Look through the material and tally each line bearing the word "initial". Give only the total.
--- Begin ---
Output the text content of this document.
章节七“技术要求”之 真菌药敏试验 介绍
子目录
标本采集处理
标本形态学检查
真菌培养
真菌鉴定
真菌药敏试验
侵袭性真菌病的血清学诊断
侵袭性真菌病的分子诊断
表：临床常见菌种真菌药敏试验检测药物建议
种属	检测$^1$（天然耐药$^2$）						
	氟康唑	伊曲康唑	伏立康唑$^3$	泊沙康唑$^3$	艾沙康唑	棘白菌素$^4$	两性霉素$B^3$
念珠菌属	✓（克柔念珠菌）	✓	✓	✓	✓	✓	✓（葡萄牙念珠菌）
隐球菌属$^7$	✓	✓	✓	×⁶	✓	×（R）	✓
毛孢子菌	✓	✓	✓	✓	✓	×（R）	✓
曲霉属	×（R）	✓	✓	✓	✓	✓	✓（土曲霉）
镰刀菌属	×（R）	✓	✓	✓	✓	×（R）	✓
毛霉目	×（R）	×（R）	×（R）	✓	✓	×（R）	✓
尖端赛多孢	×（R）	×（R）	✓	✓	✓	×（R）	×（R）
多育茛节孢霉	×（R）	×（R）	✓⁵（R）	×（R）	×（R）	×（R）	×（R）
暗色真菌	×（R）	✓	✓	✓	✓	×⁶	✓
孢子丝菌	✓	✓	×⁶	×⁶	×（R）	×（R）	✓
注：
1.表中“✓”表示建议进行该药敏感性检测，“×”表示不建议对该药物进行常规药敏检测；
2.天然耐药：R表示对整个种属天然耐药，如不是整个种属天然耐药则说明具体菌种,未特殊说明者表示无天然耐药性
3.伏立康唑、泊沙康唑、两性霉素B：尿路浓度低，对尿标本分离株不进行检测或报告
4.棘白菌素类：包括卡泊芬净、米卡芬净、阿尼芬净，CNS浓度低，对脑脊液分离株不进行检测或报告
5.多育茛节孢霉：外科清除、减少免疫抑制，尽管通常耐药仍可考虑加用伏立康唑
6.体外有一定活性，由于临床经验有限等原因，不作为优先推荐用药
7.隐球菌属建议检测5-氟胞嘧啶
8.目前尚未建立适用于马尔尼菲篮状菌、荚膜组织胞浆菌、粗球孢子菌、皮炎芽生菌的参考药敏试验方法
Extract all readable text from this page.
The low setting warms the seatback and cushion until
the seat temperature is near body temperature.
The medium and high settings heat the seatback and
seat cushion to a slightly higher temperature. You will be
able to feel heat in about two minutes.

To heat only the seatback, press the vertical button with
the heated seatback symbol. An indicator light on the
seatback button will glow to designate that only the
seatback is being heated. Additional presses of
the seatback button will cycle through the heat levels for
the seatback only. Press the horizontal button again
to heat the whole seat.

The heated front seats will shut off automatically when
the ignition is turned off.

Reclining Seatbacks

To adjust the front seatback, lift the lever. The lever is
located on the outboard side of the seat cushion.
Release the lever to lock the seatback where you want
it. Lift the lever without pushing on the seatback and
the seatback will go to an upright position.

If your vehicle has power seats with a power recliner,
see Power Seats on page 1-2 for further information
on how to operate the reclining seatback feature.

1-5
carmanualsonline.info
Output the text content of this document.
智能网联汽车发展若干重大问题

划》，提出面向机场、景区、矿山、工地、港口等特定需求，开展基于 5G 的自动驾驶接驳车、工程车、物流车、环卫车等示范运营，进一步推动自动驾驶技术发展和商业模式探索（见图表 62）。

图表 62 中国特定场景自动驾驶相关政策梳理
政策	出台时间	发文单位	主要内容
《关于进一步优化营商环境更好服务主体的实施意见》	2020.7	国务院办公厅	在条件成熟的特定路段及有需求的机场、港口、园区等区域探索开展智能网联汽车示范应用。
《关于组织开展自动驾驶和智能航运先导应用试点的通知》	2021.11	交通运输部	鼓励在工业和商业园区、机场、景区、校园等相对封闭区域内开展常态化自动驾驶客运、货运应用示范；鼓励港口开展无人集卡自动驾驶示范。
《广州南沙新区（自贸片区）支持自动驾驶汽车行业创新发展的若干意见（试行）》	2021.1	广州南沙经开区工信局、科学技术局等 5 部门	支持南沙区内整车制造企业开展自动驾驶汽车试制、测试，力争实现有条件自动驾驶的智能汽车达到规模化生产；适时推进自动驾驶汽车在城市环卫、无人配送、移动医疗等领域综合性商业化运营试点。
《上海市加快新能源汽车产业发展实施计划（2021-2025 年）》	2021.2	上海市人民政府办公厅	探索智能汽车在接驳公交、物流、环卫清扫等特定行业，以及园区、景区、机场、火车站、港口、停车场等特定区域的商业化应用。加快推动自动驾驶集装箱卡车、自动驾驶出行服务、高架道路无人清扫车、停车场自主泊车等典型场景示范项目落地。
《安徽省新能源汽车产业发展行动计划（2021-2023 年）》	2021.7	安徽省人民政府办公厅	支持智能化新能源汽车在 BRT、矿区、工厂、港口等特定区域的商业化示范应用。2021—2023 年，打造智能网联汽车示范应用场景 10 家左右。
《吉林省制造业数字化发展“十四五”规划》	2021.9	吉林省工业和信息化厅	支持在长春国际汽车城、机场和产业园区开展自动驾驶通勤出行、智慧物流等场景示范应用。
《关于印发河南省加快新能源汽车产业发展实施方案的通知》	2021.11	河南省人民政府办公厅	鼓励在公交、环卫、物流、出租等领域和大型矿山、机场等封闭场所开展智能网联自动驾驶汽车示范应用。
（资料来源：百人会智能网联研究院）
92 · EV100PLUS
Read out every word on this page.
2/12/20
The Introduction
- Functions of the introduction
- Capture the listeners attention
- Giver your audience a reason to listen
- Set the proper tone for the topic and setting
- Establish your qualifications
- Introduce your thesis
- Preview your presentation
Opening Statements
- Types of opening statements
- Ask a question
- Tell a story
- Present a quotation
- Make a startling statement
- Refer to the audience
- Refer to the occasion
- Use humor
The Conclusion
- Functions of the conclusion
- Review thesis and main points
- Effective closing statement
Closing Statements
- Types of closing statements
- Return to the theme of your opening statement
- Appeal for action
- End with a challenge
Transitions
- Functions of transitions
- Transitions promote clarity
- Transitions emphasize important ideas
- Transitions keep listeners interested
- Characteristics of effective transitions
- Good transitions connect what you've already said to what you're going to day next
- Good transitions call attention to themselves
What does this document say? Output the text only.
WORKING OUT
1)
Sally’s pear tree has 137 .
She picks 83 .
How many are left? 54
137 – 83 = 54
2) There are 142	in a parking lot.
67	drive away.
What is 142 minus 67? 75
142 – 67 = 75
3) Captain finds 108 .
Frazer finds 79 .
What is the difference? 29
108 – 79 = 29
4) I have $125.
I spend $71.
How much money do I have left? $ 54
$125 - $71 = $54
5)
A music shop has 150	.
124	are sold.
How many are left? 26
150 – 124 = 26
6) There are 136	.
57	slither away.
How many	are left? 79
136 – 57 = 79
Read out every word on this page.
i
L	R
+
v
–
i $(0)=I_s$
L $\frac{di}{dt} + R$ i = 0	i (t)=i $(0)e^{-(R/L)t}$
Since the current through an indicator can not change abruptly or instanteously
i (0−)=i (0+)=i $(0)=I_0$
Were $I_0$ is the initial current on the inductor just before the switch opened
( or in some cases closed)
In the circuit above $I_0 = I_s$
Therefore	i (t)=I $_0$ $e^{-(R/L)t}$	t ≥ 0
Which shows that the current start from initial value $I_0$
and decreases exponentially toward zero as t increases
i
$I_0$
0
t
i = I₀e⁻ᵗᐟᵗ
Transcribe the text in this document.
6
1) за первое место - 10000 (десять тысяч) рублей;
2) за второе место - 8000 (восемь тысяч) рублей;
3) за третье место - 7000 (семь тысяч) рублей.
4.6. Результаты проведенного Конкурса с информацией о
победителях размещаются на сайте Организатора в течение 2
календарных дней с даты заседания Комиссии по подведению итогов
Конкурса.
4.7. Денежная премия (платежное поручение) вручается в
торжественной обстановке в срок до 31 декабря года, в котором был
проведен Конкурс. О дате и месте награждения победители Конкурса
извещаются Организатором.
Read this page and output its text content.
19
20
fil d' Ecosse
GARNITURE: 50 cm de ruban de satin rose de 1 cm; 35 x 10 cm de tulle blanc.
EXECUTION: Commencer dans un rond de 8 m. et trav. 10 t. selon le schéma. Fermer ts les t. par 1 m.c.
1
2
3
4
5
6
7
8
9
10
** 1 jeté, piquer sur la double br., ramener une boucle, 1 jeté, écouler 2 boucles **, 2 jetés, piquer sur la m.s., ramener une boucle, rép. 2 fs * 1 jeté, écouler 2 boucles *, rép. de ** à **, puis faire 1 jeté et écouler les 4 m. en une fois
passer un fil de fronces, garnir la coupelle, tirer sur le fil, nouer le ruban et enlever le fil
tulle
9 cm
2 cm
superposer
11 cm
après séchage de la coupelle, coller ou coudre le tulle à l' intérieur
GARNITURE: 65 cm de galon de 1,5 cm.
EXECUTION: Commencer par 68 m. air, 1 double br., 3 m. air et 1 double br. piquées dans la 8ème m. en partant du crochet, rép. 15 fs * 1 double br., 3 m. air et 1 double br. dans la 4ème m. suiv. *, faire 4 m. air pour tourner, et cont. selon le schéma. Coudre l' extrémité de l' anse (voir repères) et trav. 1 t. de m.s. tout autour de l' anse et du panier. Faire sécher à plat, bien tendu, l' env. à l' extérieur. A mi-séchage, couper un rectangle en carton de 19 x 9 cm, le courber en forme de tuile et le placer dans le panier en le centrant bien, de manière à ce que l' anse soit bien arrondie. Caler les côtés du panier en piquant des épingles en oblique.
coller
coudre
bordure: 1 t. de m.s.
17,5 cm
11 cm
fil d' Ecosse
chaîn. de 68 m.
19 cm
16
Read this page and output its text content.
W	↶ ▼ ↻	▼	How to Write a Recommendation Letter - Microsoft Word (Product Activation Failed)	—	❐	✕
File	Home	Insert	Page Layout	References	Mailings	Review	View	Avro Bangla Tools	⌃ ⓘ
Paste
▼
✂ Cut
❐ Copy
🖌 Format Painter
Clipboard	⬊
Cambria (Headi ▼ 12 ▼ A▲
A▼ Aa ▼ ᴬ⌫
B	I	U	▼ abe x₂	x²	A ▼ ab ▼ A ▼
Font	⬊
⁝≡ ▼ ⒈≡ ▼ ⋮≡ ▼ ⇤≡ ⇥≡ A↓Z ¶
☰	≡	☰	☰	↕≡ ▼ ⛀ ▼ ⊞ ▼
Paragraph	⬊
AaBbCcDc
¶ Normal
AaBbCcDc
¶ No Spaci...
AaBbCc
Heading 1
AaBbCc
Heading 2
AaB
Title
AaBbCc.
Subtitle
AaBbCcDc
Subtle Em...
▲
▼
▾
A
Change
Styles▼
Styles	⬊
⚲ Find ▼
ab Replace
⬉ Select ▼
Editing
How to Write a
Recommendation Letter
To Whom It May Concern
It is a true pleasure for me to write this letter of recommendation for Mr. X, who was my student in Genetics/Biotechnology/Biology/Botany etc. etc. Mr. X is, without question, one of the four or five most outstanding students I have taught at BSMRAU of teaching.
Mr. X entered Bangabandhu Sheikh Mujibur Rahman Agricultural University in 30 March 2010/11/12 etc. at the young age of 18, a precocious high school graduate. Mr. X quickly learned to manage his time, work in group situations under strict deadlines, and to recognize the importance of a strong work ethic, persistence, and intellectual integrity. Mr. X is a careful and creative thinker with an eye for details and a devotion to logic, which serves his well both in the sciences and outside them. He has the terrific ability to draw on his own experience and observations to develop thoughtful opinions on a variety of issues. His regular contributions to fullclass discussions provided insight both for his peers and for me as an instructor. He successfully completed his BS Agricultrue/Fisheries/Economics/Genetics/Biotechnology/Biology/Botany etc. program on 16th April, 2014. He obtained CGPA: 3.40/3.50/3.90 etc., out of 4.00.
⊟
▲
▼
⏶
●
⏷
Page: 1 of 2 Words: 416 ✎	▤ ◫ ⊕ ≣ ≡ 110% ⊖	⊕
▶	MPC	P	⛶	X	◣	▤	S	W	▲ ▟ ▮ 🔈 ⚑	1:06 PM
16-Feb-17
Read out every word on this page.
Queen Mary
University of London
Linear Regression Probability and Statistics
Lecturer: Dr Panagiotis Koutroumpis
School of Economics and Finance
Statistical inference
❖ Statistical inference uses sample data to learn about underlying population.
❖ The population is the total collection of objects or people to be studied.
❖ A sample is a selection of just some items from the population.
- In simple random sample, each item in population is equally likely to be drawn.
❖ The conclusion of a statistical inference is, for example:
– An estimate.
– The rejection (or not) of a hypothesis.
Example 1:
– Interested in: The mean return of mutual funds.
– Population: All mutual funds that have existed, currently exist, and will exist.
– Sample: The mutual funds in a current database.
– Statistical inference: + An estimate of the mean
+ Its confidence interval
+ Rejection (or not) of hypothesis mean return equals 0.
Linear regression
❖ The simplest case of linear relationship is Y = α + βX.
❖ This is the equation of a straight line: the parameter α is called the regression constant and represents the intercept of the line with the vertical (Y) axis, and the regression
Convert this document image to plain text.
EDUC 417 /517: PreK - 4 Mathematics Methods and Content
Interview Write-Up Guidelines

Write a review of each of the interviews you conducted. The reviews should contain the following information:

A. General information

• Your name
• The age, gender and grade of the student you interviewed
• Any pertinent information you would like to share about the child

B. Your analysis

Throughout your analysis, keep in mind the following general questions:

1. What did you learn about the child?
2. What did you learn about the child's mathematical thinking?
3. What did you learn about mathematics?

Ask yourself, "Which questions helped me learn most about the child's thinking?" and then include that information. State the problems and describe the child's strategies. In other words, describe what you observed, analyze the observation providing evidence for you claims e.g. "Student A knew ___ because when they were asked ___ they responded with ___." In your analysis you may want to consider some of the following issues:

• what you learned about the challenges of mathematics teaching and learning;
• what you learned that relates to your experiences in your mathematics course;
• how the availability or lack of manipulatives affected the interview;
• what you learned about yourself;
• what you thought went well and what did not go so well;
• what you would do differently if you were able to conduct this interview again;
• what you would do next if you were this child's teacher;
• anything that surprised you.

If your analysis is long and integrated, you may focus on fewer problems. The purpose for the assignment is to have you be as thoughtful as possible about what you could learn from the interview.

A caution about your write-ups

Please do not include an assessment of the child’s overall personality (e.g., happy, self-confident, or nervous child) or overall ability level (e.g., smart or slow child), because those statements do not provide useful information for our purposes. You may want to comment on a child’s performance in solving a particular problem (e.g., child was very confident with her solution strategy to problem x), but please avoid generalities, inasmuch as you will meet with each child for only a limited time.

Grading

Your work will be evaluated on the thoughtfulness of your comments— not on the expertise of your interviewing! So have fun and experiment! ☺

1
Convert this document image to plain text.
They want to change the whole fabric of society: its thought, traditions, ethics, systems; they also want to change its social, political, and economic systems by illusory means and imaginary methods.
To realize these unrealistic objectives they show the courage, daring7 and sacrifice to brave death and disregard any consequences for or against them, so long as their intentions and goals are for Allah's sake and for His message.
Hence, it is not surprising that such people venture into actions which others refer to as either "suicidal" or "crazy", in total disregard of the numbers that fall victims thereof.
--- End ---
*Solution for this problem*. 2